Exercise instructions.
Collect each line of the records containing the string "مرسل".

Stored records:
#####
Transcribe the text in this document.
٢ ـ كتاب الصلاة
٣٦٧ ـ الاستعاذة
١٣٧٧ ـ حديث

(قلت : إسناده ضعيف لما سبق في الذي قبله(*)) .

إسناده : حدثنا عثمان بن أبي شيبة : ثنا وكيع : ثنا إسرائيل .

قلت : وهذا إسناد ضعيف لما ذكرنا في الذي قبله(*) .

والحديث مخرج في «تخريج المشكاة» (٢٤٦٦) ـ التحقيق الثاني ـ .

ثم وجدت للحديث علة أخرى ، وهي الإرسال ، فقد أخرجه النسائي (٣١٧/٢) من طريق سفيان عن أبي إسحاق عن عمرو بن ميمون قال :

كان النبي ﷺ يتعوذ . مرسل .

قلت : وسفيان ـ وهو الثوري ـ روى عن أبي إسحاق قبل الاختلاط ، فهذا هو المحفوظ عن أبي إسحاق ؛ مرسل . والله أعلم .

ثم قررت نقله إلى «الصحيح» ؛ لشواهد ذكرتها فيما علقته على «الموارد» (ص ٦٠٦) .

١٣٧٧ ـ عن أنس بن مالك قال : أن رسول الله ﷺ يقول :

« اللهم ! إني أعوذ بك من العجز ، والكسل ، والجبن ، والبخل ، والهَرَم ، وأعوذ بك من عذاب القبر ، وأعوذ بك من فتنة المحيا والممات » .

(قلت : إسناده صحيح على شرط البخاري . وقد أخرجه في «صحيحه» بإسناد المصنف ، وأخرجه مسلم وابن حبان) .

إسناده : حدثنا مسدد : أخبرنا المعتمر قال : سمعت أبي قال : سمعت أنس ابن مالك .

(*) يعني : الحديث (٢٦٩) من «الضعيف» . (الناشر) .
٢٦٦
#####
Result for this task.
كان النبي ﷺ يتعوذ . مرسل .
قلت : وسفيان ـ وهو الثوري ـ روى عن أبي إسحاق قبل الاختلاط ، فهذا هو المحفوظ عن أبي إسحاق ؛ مرسل . والله أعلم .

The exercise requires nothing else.